=== REQUISITOS DE TAREAS ===
[A] En el texto sobre las catástrofes, ¿qué palabra fundamental se maldice en estos días?
[B] Por favor, prosigue el texto sobre las catástrofes a partir de su última oración.

=== TEXTO PROPORCIONADO ===
Las catástrofes naturales suponen siempre una invitación al progreso. Necesitamos esperar del futuro los recursos y la voluntad para encauzar la dinámica de la vida, organizar la sociedad y hacer menos peligrosos los huracanes y los terremotos. Se trata de seguir avanzando, de ampliar lo que ya se tiene.
Las catástrofes de origen social, por el contrario, rompen el espejo y provocan una negación del progreso. Ya no se trata de afinar nuestros instrumentos, sino de quedarse en el aire, situados frente a frente con el vacío. Un campo de concentración, un genocidio, un camión con 71 cadáveres, un mar de muertos provocan el temblor de un edificio que está a punto de caerse. Provocan también la conciencia sentimental de que el edificio debería caerse, porque no es otra cosa que la máscara de una escombrera.
En estos días maldigo una de mis palabras fundamentales: ciudadano.

=== EXTRACTO DE DATOS ===
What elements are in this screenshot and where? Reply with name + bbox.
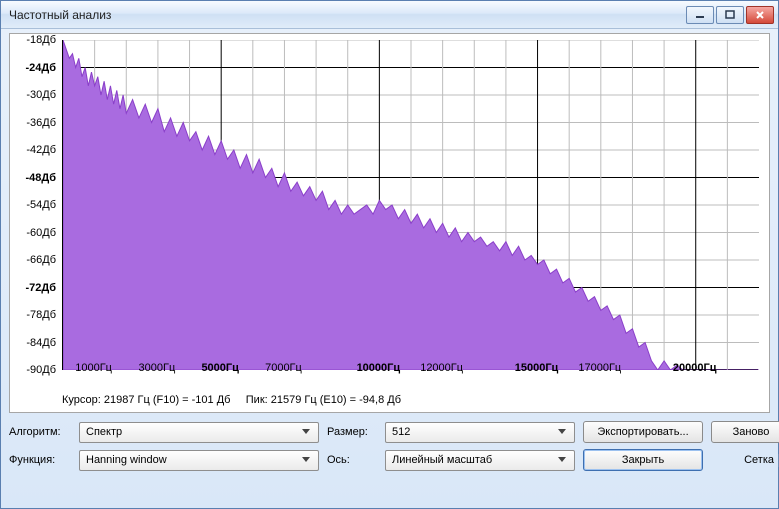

=== RESULTADOS POR TAREA ===
[A] La palabra «ciudadano».

[B]
Siento rabia hacia ella, porque hay decepciones que no se pueden perdonar. La sociedad inventa máquinas, pone en marcha, coches, centrales eléctricas, aparatos de rayos X, relojes, cohetes… La sociedad tiene también invenciones morales. Cuando los seres humanos eran siervos, inventaron la palabra ciudadano para definir su libertad y su igualdad ante la ley. El concepto de ser humano se apartaba del servilismo y legalizaba los derechos de un respeto merecido. Por eso la invención moral de la ciudadanía tiene sentido si aporta una mejoría y si implica una defensa de la dignidad del ser humano. Involucra al Estado democrático en esa defensa.
Pero las fronteras, las aduanas, las policías del mundo, las nuevas formas de colonialismo y la xenofobia tardaron poco en comprender que la ciudadanía era un concepto de doble filo. Aquel que no tiene la suerte de alcanzar la condición de ciudadano corre el peligro ser tratado como un animal, desfigurando su valor humano. Es decir, la ciudadanía deja de ser un avance legal en la consideración primordial del ser humano, se convierte en un arma discriminatoria y en una justificación de maltrato para las personas no amparadas por las leyes.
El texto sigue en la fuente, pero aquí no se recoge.